Figure content listings
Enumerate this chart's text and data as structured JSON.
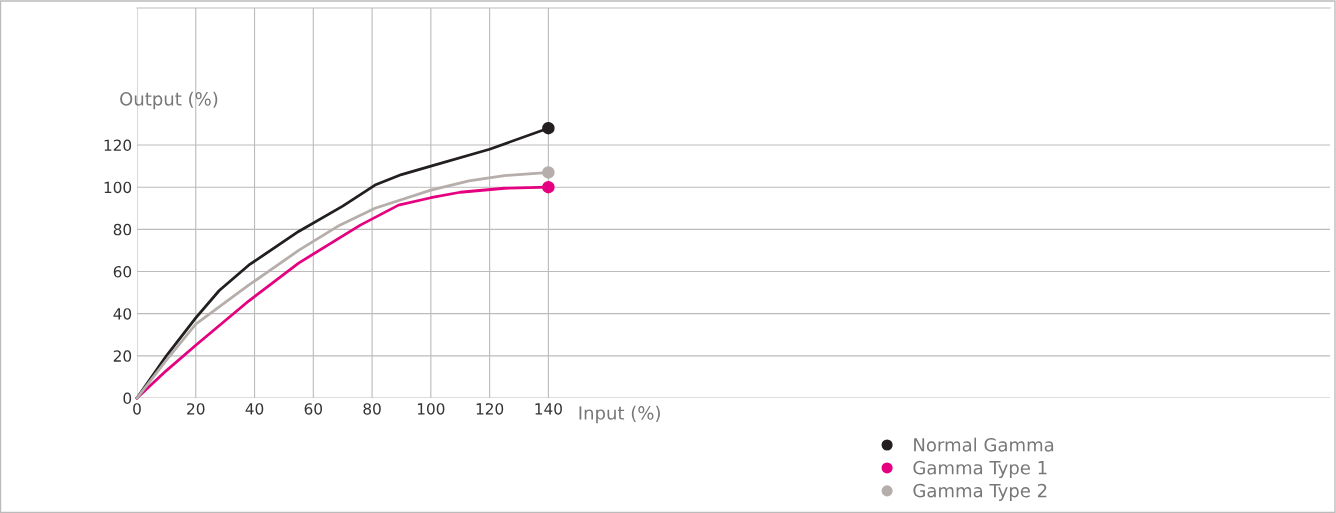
{
  "chart_data": {
    "type": "line",
    "xlabel": "Input (%)",
    "ylabel": "Output (%)",
    "xlim": [
      0,
      406
    ],
    "ylim": [
      0,
      185
    ],
    "xticks": [
      0,
      20,
      40,
      60,
      80,
      100,
      120,
      140
    ],
    "yticks": [
      0,
      20,
      40,
      60,
      80,
      100,
      120
    ],
    "grid": true,
    "legend": "bottom right",
    "line_style": "solid",
    "series": [
      {
        "name": "Normal Gamma",
        "color": "#231f20",
        "x": [
          0,
          10,
          20,
          28,
          38,
          55,
          70,
          81,
          90,
          100,
          120,
          140
        ],
        "values": [
          0,
          20,
          38,
          51,
          63,
          79,
          91,
          101,
          106,
          110,
          118,
          128
        ]
      },
      {
        "name": "Gamma Type 1",
        "color": "#e4007f",
        "x": [
          0,
          10,
          20,
          38,
          55,
          76,
          89,
          100,
          110,
          125,
          140
        ],
        "values": [
          0,
          13,
          25,
          46,
          64,
          82,
          91.5,
          95,
          97.6,
          99.5,
          100
        ]
      },
      {
        "name": "Gamma Type 2",
        "color": "#b5aeab",
        "x": [
          0,
          10,
          20,
          38,
          55,
          69,
          81,
          100,
          113,
          125,
          140
        ],
        "values": [
          0,
          18,
          35,
          53.5,
          70,
          82,
          90,
          98.6,
          103,
          105.5,
          107
        ]
      },
      {
        "type": "scatter",
        "marker": "circle",
        "color": "#231f20",
        "x": [
          140
        ],
        "values": [
          128
        ]
      },
      {
        "type": "scatter",
        "marker": "circle",
        "color": "#e4007f",
        "x": [
          140
        ],
        "values": [
          100
        ]
      },
      {
        "type": "scatter",
        "marker": "circle",
        "color": "#b5aeab",
        "x": [
          140
        ],
        "values": [
          107
        ]
      }
    ]
  }
}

▶ _EXERCISE DESCRIPTION_
All records must be output exactly as they are, except for the pictures, which are left out.

▶ _THE OUTPUT_
Enumerate this chart's text and data as structured JSON.
{
  "chart_data": {
    "type": "line",
    "xlabel": "Input (%)",
    "ylabel": "Output (%)",
    "xlim": [
      0,
      406
    ],
    "ylim": [
      0,
      185
    ],
    "xticks": [
      0,
      20,
      40,
      60,
      80,
      100,
      120,
      140
    ],
    "yticks": [
      0,
      20,
      40,
      60,
      80,
      100,
      120
    ],
    "grid": true,
    "legend": "bottom right",
    "line_style": "solid",
    "series": [
      {
        "name": "Normal Gamma",
        "color": "#231f20",
        "x": [
          0,
          10,
          20,
          28,
          38,
          55,
          70,
          81,
          90,
          100,
          120,
          140
        ],
        "values": [
          0,
          20,
          38,
          51,
          63,
          79,
          91,
          101,
          106,
          110,
          118,
          128
        ]
      },
      {
        "name": "Gamma Type 1",
        "color": "#e4007f",
        "x": [
          0,
          10,
          20,
          38,
          55,
          76,
          89,
          100,
          110,
          125,
          140
        ],
        "values": [
          0,
          13,
          25,
          46,
          64,
          82,
          91.5,
          95,
          97.6,
          99.5,
          100
        ]
      },
      {
        "name": "Gamma Type 2",
        "color": "#b5aeab",
        "x": [
          0,
          10,
          20,
          38,
          55,
          69,
          81,
          100,
          113,
          125,
          140
        ],
        "values": [
          0,
          18,
          35,
          53.5,
          70,
          82,
          90,
          98.6,
          103,
          105.5,
          107
        ]
      },
      {
        "type": "scatter",
        "marker": "circle",
        "color": "#231f20",
        "x": [
          140
        ],
        "values": [
          128
        ]
      },
      {
        "type": "scatter",
        "marker": "circle",
        "color": "#e4007f",
        "x": [
          140
        ],
        "values": [
          100
        ]
      },
      {
        "type": "scatter",
        "marker": "circle",
        "color": "#b5aeab",
        "x": [
          140
        ],
        "values": [
          107
        ]
      }
    ]
  }
}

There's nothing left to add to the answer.